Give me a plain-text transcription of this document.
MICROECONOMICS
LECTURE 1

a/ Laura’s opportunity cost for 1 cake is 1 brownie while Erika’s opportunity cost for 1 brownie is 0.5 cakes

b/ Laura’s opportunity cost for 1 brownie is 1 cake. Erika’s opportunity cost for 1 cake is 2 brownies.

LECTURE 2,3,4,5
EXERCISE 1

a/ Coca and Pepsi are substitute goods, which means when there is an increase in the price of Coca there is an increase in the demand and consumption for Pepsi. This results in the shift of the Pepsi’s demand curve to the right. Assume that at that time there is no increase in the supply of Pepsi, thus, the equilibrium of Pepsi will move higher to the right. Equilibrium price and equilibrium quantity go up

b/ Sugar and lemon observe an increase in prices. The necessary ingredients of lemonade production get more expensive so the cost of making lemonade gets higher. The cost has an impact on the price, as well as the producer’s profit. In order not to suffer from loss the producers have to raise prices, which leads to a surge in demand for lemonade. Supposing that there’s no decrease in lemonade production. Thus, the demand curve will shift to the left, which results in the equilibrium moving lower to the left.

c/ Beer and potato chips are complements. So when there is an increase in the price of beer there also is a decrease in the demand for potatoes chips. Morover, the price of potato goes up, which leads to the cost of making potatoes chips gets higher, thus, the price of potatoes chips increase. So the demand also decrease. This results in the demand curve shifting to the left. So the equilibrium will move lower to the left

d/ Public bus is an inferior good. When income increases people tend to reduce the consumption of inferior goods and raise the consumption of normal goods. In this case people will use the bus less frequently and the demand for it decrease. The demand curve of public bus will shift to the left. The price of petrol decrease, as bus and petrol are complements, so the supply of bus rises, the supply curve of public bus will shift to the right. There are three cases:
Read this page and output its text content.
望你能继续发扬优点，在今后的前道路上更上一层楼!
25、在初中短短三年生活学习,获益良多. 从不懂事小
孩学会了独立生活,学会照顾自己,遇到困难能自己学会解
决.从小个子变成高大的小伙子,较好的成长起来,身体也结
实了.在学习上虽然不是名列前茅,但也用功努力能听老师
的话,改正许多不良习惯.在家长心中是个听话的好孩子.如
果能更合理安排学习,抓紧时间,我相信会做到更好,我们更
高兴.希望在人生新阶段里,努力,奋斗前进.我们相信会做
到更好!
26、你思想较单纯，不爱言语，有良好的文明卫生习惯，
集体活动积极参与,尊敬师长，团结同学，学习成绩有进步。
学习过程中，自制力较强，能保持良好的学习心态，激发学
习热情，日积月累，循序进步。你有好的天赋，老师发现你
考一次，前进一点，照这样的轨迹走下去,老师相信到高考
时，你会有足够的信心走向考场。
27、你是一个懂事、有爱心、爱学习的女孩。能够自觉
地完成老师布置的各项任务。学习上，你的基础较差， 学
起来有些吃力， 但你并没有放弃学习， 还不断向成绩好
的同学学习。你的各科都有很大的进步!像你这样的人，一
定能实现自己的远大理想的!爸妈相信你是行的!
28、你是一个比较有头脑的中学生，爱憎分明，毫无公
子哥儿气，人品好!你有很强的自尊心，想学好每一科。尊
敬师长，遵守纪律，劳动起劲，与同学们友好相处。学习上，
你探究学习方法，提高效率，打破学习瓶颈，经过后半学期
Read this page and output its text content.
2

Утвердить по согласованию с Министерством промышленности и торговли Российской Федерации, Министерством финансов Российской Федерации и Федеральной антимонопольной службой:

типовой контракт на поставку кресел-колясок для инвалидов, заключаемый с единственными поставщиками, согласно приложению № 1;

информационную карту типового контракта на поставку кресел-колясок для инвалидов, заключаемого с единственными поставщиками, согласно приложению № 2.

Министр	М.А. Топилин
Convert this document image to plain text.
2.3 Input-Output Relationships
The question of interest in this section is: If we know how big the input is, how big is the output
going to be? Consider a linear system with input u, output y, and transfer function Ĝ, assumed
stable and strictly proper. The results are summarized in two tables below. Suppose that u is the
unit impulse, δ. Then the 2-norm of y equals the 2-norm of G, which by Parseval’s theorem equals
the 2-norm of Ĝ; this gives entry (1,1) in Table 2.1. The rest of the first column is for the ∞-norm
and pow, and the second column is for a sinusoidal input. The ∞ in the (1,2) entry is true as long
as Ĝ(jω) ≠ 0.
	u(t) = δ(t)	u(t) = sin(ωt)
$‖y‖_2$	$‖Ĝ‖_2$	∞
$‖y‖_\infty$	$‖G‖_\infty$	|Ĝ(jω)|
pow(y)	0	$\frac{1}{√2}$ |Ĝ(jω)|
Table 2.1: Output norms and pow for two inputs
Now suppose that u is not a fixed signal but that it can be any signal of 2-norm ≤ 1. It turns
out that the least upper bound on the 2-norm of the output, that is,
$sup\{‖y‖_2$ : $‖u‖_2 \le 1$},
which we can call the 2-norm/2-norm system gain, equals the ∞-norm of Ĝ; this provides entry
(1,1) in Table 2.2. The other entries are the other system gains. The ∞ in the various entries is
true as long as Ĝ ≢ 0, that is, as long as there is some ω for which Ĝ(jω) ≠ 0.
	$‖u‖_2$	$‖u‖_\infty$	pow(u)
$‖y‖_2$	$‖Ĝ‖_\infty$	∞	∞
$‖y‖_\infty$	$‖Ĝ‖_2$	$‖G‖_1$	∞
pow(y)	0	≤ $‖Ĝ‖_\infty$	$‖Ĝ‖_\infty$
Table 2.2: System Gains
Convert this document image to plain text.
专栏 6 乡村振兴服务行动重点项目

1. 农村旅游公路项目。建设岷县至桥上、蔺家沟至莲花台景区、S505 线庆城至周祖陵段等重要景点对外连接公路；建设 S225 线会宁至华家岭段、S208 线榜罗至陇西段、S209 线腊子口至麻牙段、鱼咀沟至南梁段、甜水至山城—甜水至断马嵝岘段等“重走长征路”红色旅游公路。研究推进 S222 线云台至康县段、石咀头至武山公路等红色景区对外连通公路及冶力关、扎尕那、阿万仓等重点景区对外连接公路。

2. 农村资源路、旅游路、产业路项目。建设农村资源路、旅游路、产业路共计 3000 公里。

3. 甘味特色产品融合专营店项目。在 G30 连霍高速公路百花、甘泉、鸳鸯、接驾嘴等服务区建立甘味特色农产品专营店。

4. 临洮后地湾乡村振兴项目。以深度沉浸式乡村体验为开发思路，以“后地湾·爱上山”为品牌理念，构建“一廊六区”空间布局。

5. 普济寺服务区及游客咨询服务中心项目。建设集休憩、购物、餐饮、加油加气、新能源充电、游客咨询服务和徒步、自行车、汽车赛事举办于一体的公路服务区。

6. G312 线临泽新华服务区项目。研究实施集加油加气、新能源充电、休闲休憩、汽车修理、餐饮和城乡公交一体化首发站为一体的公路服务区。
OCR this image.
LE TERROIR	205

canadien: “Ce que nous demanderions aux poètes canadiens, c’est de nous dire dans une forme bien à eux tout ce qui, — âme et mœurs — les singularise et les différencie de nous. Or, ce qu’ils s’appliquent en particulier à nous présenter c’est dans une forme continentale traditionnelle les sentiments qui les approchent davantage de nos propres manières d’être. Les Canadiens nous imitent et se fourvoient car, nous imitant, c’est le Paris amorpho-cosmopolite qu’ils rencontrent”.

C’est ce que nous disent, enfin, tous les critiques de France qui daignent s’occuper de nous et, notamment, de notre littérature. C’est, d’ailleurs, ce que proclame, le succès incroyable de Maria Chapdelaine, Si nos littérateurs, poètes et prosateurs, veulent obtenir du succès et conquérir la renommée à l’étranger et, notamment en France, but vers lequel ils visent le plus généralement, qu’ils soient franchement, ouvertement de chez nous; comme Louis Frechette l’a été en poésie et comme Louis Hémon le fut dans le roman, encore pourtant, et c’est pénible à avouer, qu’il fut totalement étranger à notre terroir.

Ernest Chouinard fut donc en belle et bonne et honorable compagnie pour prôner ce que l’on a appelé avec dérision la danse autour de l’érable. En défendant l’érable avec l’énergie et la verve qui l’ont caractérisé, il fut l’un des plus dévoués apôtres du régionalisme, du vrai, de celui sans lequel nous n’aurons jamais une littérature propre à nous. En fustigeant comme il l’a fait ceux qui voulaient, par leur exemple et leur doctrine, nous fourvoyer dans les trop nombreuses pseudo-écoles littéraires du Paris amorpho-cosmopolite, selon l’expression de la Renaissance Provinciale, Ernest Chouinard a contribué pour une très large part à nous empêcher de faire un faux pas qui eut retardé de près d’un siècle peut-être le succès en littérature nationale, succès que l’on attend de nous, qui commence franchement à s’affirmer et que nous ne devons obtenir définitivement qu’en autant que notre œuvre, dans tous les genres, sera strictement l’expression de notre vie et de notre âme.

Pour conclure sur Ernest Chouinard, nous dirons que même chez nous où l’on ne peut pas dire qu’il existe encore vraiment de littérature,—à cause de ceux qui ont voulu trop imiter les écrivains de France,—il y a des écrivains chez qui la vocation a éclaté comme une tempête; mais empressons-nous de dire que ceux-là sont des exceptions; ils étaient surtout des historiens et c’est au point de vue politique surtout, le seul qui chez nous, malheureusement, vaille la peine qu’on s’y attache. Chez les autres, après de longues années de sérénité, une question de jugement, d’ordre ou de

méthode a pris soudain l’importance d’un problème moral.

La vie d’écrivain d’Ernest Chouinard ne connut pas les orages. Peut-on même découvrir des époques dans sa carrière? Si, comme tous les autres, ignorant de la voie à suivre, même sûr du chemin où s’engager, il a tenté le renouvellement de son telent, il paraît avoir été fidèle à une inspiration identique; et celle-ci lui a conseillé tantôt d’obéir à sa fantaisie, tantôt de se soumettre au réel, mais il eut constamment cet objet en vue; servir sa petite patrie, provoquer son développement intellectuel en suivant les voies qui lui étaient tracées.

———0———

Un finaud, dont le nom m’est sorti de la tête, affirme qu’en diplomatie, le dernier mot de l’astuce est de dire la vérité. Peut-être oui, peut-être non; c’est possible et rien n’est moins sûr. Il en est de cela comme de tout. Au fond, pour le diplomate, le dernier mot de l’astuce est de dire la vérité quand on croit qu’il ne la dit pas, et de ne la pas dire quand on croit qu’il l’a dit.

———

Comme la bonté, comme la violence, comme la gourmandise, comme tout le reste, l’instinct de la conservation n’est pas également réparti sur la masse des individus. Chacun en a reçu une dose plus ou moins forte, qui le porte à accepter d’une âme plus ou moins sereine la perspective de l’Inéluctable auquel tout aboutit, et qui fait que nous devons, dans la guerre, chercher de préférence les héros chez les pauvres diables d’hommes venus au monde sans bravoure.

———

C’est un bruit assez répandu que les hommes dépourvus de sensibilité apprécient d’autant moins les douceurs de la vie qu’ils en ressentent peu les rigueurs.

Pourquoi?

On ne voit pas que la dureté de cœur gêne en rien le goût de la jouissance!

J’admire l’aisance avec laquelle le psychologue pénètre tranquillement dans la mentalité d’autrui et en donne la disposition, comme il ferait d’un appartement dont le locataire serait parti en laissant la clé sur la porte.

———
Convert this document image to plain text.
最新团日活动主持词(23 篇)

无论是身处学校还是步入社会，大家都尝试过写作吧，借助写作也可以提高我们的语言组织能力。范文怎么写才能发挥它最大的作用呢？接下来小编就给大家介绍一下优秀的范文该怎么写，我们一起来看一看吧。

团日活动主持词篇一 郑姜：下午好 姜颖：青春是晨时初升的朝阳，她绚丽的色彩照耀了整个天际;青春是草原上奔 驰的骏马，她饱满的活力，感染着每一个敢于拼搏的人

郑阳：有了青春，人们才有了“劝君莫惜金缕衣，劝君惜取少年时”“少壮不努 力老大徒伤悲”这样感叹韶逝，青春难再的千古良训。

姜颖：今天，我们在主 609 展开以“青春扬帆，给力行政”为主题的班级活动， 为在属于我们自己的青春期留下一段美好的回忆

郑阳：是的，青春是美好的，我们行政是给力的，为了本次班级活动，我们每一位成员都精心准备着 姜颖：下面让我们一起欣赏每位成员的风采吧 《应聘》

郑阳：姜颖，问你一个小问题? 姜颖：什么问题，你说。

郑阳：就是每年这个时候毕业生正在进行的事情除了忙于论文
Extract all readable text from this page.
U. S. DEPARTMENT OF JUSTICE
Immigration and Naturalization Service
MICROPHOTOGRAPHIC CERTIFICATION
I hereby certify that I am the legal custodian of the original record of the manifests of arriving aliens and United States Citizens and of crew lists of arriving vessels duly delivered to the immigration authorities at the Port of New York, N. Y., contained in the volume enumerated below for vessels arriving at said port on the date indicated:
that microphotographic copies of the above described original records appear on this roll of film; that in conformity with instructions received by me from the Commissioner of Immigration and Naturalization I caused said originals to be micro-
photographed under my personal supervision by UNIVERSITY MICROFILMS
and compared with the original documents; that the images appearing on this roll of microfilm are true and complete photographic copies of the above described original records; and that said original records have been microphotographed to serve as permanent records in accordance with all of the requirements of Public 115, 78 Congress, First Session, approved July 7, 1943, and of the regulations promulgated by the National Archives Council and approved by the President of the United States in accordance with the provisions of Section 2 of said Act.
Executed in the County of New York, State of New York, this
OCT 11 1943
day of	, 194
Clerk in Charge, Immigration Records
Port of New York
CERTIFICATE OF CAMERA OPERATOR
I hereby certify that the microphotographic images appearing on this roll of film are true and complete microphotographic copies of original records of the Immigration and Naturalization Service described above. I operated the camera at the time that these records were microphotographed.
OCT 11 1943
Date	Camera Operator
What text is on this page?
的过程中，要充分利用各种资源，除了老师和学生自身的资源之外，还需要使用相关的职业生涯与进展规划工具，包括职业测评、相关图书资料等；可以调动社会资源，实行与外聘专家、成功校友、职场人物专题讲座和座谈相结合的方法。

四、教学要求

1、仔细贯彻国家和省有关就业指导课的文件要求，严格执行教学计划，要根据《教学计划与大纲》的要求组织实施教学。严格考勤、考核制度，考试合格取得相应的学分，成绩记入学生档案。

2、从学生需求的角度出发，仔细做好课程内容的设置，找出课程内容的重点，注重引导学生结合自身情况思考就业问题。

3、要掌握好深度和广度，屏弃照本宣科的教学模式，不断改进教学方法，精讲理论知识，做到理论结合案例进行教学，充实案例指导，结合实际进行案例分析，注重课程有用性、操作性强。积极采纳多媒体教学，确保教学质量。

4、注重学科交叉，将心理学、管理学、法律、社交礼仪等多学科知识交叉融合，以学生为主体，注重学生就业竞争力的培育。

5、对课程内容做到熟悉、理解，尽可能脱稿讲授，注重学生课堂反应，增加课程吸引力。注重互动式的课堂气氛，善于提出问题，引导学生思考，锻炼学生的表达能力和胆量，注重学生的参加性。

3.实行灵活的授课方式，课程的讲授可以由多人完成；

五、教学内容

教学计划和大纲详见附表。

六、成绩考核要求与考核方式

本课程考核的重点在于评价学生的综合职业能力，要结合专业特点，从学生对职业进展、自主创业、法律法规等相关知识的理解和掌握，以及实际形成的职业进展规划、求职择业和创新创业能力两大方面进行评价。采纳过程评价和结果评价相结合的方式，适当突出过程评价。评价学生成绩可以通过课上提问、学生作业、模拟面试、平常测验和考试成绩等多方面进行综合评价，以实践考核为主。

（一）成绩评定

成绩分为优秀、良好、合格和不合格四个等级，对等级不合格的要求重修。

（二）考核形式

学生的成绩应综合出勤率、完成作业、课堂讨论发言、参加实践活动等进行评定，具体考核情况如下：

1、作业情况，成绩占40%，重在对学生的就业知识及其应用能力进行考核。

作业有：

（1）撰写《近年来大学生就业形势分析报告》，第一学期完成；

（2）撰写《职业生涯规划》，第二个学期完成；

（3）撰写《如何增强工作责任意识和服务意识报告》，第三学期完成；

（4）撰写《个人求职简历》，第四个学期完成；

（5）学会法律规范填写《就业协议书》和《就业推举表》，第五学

==========

**Task description**
Count the lines above in which the word "infty" appears, then state only that count.

**Task result**
5